■ What the task requires: How many lines in the entries below contain "true"? Answer with the number only.

[Start Materials provided]

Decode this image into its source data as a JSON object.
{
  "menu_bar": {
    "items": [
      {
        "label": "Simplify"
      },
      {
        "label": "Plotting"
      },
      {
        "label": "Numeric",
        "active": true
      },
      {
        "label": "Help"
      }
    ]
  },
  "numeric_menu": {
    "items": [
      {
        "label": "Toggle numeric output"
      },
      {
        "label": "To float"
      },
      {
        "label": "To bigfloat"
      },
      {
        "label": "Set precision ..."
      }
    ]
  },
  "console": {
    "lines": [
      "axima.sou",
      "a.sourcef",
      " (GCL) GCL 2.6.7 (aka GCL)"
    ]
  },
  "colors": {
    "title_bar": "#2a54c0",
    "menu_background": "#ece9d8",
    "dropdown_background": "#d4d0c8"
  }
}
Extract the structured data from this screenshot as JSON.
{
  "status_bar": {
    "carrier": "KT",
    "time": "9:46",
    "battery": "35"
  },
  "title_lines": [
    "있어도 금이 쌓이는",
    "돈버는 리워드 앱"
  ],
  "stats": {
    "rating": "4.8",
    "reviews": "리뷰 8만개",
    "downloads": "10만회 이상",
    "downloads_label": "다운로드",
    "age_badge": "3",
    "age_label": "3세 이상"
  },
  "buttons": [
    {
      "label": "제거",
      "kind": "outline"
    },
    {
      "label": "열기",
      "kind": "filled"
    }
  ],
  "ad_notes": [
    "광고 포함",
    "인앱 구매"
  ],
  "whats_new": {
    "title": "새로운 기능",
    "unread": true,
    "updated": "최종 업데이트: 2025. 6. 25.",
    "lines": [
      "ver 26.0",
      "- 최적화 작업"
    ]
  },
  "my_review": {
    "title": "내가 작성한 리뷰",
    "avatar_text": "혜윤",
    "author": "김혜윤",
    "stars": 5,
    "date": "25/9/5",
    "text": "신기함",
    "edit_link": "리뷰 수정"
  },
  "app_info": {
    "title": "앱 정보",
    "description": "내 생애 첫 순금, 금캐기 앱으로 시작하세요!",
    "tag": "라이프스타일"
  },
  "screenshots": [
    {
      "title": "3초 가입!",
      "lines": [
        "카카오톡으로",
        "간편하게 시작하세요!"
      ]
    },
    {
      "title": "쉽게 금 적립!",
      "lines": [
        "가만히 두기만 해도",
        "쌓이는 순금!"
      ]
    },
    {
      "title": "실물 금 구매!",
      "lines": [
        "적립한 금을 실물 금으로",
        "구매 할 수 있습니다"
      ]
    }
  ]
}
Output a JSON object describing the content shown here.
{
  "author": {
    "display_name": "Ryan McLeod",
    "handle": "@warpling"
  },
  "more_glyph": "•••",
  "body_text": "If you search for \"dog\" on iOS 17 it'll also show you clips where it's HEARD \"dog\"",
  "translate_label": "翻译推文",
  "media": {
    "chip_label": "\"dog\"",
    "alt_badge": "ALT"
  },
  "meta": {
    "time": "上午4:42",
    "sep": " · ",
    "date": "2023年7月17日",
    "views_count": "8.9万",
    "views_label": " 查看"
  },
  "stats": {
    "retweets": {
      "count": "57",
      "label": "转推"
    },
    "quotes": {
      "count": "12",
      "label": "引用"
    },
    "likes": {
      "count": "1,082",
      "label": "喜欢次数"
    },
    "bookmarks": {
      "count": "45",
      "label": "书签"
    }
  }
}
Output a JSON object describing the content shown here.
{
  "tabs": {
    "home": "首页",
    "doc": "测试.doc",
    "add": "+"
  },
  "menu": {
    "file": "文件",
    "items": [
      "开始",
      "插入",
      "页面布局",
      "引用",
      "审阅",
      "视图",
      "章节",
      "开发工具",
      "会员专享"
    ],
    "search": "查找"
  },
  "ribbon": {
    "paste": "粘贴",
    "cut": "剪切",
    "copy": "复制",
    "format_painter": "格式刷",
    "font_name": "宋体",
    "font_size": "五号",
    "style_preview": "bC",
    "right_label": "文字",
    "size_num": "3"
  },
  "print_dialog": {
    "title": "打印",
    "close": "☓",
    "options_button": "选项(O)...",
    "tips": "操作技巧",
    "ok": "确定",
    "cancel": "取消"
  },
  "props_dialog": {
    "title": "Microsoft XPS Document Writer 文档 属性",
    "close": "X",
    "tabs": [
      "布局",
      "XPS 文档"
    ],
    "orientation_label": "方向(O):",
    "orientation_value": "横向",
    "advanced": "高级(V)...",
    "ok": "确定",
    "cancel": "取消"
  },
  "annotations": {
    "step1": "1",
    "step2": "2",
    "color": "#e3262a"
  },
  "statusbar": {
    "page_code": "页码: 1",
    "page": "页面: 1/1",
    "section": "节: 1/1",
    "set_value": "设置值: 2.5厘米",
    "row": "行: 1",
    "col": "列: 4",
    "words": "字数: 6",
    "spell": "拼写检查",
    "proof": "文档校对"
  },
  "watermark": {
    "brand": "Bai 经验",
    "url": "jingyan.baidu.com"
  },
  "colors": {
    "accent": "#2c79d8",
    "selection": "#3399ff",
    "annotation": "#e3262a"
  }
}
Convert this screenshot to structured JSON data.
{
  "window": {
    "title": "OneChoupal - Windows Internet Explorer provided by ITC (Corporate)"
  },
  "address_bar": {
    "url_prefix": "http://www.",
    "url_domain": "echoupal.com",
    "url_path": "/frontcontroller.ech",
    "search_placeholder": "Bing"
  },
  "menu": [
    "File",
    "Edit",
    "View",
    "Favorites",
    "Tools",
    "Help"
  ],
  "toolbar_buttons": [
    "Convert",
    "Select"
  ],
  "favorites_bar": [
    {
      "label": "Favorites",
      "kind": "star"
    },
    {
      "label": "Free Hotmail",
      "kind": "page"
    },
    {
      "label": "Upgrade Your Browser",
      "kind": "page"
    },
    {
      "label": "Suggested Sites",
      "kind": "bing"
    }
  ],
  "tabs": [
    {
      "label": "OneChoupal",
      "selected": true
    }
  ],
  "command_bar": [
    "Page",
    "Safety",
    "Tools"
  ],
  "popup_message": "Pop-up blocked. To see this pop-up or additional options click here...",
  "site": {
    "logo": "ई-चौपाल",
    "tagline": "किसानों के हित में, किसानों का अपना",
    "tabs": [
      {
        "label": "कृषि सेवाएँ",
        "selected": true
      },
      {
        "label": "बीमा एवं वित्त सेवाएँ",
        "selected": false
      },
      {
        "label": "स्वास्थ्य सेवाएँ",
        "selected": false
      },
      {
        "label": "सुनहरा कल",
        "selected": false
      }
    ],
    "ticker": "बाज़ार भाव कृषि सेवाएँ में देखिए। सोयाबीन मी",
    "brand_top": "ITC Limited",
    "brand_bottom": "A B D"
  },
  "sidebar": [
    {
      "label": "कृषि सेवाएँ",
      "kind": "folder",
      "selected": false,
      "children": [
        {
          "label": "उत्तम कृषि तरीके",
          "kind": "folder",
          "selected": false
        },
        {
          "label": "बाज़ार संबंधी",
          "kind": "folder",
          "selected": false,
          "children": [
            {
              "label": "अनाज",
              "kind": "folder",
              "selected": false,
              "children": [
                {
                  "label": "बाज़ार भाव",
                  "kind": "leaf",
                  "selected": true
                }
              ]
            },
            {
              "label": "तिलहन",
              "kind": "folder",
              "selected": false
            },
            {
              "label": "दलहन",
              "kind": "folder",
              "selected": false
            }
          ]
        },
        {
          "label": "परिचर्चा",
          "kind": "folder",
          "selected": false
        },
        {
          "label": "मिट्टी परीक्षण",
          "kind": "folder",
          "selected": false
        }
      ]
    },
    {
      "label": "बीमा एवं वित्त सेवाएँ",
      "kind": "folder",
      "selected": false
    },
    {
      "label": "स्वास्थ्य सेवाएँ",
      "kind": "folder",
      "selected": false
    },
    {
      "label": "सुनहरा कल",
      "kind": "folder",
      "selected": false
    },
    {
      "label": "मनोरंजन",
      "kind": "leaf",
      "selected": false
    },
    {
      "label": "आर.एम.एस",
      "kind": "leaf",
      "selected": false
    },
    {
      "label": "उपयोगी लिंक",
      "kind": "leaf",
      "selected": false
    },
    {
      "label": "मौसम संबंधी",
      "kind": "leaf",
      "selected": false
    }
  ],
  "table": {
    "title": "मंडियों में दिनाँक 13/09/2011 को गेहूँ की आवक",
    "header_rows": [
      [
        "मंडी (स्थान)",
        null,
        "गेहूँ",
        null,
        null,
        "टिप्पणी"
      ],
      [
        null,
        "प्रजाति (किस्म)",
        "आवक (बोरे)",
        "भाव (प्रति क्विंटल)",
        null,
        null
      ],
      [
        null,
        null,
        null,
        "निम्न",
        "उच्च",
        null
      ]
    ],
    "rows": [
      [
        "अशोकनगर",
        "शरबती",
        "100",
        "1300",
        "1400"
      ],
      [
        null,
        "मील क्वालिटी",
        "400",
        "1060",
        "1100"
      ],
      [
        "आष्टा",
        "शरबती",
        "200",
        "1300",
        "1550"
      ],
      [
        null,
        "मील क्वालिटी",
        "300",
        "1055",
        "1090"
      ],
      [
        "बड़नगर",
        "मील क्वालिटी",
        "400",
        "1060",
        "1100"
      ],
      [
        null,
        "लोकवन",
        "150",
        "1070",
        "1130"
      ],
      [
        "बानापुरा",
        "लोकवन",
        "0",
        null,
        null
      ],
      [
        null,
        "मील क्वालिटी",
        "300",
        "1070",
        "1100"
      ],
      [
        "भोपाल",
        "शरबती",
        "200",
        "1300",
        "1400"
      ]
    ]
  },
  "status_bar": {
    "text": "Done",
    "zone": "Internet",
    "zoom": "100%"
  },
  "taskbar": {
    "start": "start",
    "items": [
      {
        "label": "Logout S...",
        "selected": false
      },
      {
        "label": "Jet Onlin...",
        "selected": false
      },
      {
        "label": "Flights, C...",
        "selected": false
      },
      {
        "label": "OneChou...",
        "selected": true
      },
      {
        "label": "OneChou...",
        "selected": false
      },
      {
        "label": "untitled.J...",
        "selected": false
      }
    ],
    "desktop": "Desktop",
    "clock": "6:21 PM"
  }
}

[End Materials provided]

■ Output below: 6